THE PROBLEM: Review the listing and copy each line that holds the word "text".

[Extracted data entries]
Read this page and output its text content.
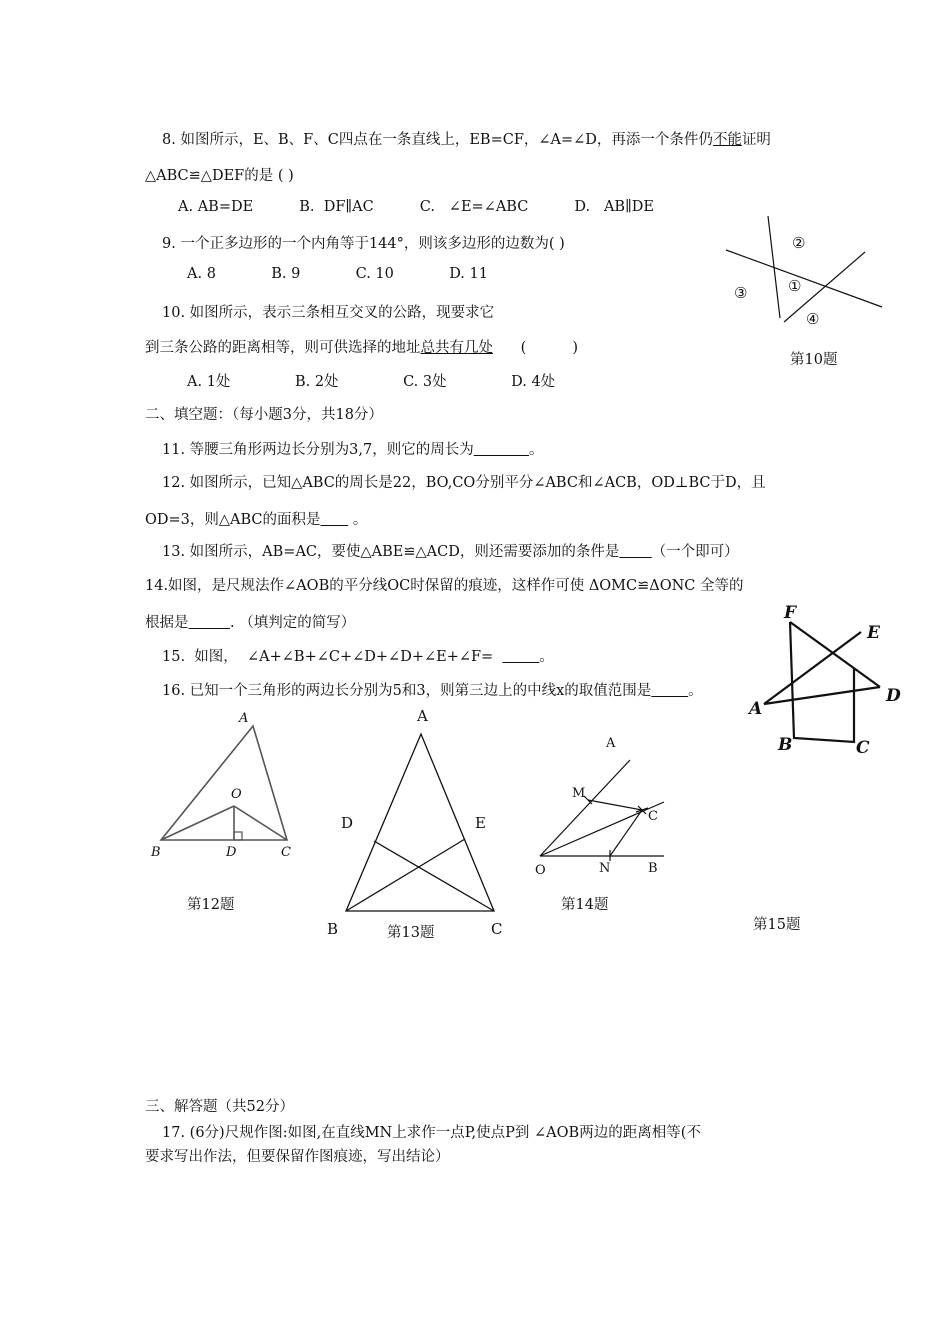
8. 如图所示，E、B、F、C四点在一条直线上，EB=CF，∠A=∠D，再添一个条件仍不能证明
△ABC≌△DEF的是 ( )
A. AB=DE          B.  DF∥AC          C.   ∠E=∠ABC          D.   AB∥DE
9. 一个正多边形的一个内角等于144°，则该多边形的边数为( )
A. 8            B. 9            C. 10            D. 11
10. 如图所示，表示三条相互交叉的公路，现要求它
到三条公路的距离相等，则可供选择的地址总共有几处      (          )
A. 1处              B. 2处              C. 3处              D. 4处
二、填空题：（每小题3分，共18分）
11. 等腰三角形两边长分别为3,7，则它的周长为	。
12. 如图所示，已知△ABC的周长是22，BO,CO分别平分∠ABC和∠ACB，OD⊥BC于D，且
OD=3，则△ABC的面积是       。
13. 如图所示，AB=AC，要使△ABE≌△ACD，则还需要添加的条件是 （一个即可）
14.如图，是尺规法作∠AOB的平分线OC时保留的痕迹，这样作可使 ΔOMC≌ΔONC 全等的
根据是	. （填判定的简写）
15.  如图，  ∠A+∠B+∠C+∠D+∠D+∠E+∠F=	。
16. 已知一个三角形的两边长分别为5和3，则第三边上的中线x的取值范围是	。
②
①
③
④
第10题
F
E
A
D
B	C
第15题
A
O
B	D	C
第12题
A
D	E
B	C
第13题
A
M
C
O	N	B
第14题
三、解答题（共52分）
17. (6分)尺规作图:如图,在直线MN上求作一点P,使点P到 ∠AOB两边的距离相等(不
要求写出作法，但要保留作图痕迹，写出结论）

==

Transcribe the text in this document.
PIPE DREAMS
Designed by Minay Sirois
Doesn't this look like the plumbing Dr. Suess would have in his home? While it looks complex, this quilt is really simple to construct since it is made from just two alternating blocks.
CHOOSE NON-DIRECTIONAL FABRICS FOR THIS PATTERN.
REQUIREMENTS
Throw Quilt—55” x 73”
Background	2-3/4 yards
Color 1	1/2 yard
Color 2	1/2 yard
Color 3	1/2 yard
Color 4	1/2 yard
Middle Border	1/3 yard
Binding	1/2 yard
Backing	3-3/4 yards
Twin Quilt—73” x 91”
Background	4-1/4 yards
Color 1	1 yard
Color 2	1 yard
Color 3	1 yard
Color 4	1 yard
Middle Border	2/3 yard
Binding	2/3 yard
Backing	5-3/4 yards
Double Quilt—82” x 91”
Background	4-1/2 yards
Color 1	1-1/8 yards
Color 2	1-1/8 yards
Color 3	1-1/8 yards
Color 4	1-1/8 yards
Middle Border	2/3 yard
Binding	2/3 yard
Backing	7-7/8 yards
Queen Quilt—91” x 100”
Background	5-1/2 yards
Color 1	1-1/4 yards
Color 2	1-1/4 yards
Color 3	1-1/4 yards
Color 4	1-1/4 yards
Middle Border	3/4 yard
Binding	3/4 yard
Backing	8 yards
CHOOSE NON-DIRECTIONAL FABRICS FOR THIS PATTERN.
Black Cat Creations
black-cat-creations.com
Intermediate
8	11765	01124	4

---

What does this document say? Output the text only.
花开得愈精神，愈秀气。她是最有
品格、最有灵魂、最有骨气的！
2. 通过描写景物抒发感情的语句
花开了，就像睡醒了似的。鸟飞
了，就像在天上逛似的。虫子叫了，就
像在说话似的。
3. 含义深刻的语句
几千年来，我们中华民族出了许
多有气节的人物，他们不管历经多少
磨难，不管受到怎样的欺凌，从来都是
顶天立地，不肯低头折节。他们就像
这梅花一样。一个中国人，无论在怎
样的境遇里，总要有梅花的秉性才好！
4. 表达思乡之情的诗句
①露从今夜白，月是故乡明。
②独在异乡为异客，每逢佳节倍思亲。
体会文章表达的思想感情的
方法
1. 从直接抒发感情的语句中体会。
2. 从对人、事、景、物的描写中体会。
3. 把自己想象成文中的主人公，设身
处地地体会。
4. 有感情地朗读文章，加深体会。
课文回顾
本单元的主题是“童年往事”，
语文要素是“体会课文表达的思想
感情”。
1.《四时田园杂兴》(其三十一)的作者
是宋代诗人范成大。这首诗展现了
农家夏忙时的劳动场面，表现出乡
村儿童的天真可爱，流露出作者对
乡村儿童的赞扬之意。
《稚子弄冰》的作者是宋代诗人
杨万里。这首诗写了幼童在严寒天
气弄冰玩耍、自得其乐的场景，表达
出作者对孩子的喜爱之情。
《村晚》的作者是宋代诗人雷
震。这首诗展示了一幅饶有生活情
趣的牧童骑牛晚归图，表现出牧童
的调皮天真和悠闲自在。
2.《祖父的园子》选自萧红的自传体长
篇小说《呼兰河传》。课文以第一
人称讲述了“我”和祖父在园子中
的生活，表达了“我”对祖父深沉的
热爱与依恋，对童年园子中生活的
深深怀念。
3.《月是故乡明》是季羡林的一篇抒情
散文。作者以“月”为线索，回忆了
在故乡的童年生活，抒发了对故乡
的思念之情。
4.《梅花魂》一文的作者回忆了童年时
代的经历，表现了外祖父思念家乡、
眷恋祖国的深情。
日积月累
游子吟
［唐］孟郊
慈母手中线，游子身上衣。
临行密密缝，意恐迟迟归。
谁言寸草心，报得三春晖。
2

EXPECTED ANSWER:
Read this page and output its text content.
Transcribe the text in this document.
What does this document say? Output the text only.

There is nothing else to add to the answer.